Provided data
..............................
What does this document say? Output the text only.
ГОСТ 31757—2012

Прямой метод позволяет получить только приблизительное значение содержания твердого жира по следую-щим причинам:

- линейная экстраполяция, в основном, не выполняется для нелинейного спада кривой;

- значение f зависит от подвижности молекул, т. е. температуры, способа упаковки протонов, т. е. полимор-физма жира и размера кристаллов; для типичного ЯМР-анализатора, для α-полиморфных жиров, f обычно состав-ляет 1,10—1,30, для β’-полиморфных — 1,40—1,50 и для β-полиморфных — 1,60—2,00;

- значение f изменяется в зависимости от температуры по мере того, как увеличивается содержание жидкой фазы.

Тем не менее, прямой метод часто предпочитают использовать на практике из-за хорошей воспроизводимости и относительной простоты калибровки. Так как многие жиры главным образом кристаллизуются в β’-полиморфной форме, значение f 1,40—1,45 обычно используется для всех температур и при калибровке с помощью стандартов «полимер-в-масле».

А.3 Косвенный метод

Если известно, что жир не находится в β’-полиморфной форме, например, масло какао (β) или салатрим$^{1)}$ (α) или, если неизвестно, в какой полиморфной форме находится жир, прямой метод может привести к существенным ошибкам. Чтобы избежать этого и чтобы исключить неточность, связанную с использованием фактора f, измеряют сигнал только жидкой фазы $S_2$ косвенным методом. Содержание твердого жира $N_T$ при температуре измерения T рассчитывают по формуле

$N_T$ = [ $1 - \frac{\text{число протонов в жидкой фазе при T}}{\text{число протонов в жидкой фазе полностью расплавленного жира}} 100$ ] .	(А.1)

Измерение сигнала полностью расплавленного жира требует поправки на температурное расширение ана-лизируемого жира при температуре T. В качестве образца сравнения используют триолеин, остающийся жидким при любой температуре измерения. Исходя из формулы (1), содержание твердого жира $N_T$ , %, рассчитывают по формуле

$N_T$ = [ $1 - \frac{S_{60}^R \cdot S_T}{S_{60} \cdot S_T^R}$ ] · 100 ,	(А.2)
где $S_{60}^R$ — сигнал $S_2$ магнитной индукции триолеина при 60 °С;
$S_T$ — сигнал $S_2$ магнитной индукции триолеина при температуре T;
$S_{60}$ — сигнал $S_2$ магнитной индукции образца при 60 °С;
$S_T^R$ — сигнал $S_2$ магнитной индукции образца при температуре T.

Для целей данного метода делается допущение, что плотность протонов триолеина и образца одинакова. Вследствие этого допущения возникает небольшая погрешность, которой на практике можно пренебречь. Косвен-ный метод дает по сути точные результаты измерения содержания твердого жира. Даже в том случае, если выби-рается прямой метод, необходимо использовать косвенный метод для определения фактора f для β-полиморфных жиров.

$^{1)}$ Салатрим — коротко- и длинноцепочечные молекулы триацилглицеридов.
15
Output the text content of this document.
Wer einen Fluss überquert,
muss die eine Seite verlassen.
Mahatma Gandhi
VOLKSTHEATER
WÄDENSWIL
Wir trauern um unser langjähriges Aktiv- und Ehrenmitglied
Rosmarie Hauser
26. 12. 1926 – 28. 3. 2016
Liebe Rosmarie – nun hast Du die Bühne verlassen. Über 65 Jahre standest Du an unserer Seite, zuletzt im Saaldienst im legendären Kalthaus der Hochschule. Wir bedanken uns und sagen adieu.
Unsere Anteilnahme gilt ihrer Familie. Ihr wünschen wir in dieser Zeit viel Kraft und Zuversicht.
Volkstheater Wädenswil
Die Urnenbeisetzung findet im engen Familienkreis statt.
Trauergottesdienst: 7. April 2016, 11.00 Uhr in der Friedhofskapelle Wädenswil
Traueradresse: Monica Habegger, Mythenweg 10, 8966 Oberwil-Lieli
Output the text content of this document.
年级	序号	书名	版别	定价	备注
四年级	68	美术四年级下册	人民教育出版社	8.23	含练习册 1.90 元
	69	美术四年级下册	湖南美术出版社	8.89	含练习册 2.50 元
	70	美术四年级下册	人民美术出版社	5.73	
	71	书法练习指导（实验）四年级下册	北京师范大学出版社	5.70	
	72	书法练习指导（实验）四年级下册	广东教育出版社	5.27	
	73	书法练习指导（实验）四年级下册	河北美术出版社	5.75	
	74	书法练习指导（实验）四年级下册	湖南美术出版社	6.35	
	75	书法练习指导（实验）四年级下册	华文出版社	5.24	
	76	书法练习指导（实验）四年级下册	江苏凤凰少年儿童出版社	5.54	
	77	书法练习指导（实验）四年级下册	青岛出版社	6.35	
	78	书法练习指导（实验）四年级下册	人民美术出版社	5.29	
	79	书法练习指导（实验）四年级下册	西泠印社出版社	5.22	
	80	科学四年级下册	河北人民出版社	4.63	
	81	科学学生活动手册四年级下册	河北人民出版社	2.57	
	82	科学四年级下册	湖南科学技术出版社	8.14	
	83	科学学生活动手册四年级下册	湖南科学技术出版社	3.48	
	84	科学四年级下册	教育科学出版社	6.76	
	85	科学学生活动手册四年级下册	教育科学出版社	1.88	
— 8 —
..............................
Set exercise
Select every line of the material above holding the word "科学四年级下册" and copy it.

Reply to the task
	80	科学四年级下册	河北人民出版社	4.63	
	82	科学四年级下册	湖南科学技术出版社	8.14	
	84	科学四年级下册	教育科学出版社	6.76	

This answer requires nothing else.